◆ Stated goal ◆
Repeat the whole listing exactly as written.

————————

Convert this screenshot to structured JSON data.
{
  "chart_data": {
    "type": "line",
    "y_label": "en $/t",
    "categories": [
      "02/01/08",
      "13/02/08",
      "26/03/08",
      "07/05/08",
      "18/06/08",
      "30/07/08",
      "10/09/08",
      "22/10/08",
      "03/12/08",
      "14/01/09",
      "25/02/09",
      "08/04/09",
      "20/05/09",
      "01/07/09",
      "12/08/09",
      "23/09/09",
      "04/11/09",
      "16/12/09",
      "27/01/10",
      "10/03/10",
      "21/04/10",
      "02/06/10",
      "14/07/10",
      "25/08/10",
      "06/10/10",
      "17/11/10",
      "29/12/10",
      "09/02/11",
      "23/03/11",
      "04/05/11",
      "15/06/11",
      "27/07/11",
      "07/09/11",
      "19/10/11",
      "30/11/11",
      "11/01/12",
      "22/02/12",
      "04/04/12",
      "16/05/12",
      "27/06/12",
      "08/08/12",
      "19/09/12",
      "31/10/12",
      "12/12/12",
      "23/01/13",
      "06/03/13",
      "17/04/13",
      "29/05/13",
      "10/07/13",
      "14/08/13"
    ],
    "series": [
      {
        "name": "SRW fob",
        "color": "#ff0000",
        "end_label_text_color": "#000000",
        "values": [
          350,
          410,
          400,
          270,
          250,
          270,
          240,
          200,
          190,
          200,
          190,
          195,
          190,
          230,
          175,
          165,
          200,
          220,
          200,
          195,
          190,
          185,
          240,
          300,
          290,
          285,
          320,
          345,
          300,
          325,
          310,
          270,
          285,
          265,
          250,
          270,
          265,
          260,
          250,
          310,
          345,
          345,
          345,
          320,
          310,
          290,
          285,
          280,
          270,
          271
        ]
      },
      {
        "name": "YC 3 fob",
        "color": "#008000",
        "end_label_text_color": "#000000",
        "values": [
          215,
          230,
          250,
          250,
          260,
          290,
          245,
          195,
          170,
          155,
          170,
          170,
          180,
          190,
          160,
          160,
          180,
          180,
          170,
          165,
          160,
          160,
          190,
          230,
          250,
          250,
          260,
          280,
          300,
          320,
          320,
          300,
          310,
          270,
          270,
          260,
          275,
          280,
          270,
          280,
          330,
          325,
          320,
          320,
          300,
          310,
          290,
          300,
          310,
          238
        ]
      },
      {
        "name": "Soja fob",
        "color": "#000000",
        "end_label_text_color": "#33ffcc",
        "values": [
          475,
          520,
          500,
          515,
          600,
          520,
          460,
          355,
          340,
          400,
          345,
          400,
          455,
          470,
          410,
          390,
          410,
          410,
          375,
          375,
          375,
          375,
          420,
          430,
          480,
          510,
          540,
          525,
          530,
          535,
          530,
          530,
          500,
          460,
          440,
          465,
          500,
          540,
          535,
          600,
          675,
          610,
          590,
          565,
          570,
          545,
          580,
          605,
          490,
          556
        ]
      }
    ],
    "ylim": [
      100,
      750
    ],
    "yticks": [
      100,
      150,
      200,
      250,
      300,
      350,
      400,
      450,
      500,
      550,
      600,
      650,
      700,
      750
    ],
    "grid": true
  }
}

————————

◆ Exercise result ◆
Convert this screenshot to structured JSON data.
{
  "chart_data": {
    "type": "line",
    "y_label": "en $/t",
    "categories": [
      "02/01/08",
      "13/02/08",
      "26/03/08",
      "07/05/08",
      "18/06/08",
      "30/07/08",
      "10/09/08",
      "22/10/08",
      "03/12/08",
      "14/01/09",
      "25/02/09",
      "08/04/09",
      "20/05/09",
      "01/07/09",
      "12/08/09",
      "23/09/09",
      "04/11/09",
      "16/12/09",
      "27/01/10",
      "10/03/10",
      "21/04/10",
      "02/06/10",
      "14/07/10",
      "25/08/10",
      "06/10/10",
      "17/11/10",
      "29/12/10",
      "09/02/11",
      "23/03/11",
      "04/05/11",
      "15/06/11",
      "27/07/11",
      "07/09/11",
      "19/10/11",
      "30/11/11",
      "11/01/12",
      "22/02/12",
      "04/04/12",
      "16/05/12",
      "27/06/12",
      "08/08/12",
      "19/09/12",
      "31/10/12",
      "12/12/12",
      "23/01/13",
      "06/03/13",
      "17/04/13",
      "29/05/13",
      "10/07/13",
      "14/08/13"
    ],
    "series": [
      {
        "name": "SRW fob",
        "color": "#ff0000",
        "end_label_text_color": "#000000",
        "values": [
          350,
          410,
          400,
          270,
          250,
          270,
          240,
          200,
          190,
          200,
          190,
          195,
          190,
          230,
          175,
          165,
          200,
          220,
          200,
          195,
          190,
          185,
          240,
          300,
          290,
          285,
          320,
          345,
          300,
          325,
          310,
          270,
          285,
          265,
          250,
          270,
          265,
          260,
          250,
          310,
          345,
          345,
          345,
          320,
          310,
          290,
          285,
          280,
          270,
          271
        ]
      },
      {
        "name": "YC 3 fob",
        "color": "#008000",
        "end_label_text_color": "#000000",
        "values": [
          215,
          230,
          250,
          250,
          260,
          290,
          245,
          195,
          170,
          155,
          170,
          170,
          180,
          190,
          160,
          160,
          180,
          180,
          170,
          165,
          160,
          160,
          190,
          230,
          250,
          250,
          260,
          280,
          300,
          320,
          320,
          300,
          310,
          270,
          270,
          260,
          275,
          280,
          270,
          280,
          330,
          325,
          320,
          320,
          300,
          310,
          290,
          300,
          310,
          238
        ]
      },
      {
        "name": "Soja fob",
        "color": "#000000",
        "end_label_text_color": "#33ffcc",
        "values": [
          475,
          520,
          500,
          515,
          600,
          520,
          460,
          355,
          340,
          400,
          345,
          400,
          455,
          470,
          410,
          390,
          410,
          410,
          375,
          375,
          375,
          375,
          420,
          430,
          480,
          510,
          540,
          525,
          530,
          535,
          530,
          530,
          500,
          460,
          440,
          465,
          500,
          540,
          535,
          600,
          675,
          610,
          590,
          565,
          570,
          545,
          580,
          605,
          490,
          556
        ]
      }
    ],
    "ylim": [
      100,
      750
    ],
    "yticks": [
      100,
      150,
      200,
      250,
      300,
      350,
      400,
      450,
      500,
      550,
      600,
      650,
      700,
      750
    ],
    "grid": true
  }
}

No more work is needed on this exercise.